**Task requirements:**
a – In the passage on internal controls, reproduce the text between "By paying bills" and "entire control package.", inclusive, swapping "Enron fiasco" for "Enron collapse".
b – According to the passage on internal controls, which law requires public firms to file internal control reports with the United States Securities and Exchange Commission?

───── Extract ─────

Why are Good Internal Controls Important?

Internal controls can be thought of as checks and balances to prevent errors and losses in various areas of a business.

Good inventory controls prevent losses and misstatements while helping in managing inventory levels. Since inventory is quite expensive, any measure to protect this investment should be considered.

Savings

When controls are in place, a firm is likely to save money and be run more efficiently. Management can make better decisions about inventory and sales because the data it receives is real and relevant.

A manager may decide to cancel an order or to return a shipment because of the documentation available, usually due to internal control requirements.

Other savings are related to taking advantage of discounts, as payment processes related to inventory are enhanced with proper internal controls.

By paying bills early or on time, the firm is in a better position to negotiate terms and other conditions over the supply chain, saving money over the long run.

Public Filings

Public firms must file internal control reports with the United States Securities and Exchange Commission, attesting that controls are working properly. This requirement is specific to the Sarbanes-Oxley Act of 2002, which was enacted after many financial scandals, including the Enron fiasco.

For executives to sign this report, they must have assurances about controls’ effectiveness and other detailed information. There are not many choices in this area for many firms, which have controls in inventory as part of the entire control package.

Most businesses don’t want to disclose that their internal controls are not working well in inventory (or any other area), and therefore, they keep their controls up and going by conducting periodic testing and evaluations.

Reliability

Another important benefit of internal controls is that it improves the reliability of accounting information, including management reports. Confidence matters in the financial area.

───── Data ─────

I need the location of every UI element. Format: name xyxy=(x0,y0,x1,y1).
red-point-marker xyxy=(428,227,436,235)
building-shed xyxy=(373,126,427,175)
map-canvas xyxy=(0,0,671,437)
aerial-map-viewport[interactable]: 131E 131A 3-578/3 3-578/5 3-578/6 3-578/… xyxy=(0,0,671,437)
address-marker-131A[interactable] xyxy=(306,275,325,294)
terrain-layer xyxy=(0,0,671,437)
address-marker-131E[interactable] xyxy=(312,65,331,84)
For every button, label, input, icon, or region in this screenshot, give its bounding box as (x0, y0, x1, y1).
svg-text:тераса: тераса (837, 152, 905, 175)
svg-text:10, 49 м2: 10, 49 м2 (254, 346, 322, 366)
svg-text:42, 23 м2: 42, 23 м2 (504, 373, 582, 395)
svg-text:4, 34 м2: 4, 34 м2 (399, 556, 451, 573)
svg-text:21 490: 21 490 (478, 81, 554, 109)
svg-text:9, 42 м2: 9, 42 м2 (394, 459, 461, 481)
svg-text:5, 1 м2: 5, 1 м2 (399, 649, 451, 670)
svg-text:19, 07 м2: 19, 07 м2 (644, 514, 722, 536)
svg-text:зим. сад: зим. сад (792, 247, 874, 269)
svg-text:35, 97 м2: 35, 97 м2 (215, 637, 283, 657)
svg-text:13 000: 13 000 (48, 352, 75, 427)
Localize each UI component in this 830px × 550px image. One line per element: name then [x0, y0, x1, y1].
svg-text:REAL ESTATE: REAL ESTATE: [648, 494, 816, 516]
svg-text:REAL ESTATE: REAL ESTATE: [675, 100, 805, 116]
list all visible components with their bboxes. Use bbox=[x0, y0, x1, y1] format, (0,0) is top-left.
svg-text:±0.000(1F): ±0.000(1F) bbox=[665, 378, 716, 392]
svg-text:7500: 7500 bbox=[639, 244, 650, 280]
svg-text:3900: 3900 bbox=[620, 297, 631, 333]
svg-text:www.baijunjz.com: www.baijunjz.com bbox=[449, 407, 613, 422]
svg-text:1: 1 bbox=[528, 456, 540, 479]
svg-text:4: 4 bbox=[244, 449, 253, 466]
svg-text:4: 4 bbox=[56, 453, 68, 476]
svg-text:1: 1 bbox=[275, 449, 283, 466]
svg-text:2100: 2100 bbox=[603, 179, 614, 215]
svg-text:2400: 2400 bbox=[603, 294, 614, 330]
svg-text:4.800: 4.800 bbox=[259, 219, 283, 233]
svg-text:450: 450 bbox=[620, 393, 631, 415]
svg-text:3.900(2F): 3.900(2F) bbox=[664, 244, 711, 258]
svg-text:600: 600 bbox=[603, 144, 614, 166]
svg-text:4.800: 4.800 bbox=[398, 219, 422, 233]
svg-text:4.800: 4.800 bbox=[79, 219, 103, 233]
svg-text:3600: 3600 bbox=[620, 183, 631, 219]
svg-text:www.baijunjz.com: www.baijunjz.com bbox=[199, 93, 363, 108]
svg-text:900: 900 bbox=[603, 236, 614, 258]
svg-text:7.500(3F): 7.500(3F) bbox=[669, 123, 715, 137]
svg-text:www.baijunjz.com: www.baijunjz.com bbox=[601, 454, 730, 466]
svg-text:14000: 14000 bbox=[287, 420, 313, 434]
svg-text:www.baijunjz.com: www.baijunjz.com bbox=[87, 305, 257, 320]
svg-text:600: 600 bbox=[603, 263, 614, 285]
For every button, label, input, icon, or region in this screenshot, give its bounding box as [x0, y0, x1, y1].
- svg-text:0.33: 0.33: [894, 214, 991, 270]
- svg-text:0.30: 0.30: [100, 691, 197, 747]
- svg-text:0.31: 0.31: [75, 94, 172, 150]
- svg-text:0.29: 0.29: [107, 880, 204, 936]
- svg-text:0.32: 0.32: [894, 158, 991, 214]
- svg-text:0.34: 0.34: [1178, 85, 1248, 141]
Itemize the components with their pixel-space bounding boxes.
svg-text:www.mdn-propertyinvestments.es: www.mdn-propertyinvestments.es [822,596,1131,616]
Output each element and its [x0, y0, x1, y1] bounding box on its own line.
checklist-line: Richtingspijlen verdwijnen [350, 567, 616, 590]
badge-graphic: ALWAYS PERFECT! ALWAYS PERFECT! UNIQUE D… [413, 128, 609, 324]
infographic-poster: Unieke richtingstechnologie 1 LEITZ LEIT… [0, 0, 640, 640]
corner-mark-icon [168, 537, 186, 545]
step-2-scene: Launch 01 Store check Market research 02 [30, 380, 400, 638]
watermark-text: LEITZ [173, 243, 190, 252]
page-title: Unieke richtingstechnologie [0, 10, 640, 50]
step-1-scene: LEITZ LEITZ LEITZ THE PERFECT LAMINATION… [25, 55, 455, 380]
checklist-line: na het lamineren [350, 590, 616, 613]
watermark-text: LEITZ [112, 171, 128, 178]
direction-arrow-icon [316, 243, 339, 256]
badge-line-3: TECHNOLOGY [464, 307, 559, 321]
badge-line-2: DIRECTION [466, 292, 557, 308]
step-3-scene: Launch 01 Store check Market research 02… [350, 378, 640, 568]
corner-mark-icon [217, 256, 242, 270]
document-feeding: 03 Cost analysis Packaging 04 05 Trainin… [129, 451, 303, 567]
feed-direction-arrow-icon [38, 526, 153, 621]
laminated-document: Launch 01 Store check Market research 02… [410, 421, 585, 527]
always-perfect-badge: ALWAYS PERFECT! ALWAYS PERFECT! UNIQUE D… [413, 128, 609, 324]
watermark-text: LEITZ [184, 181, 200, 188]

─────

**Results for the exercise:**
a –
By paying bills early or on time, the firm is in a better position to negotiate terms and other conditions over the supply chain, saving money over the long run.

Public Filings

Public firms must file internal control reports with the United States Securities and Exchange Commission, attesting that controls are working properly. This requirement is specific to the Sarbanes-Oxley Act of 2002, which was enacted after many financial scandals, including the Enron collapse.

For executives to sign this report, they must have assurances about controls’ effectiveness and other detailed information. There are not many choices in this area for many firms, which have controls in inventory as part of the entire control package.

b – The Sarbanes-Oxley Act of 2002.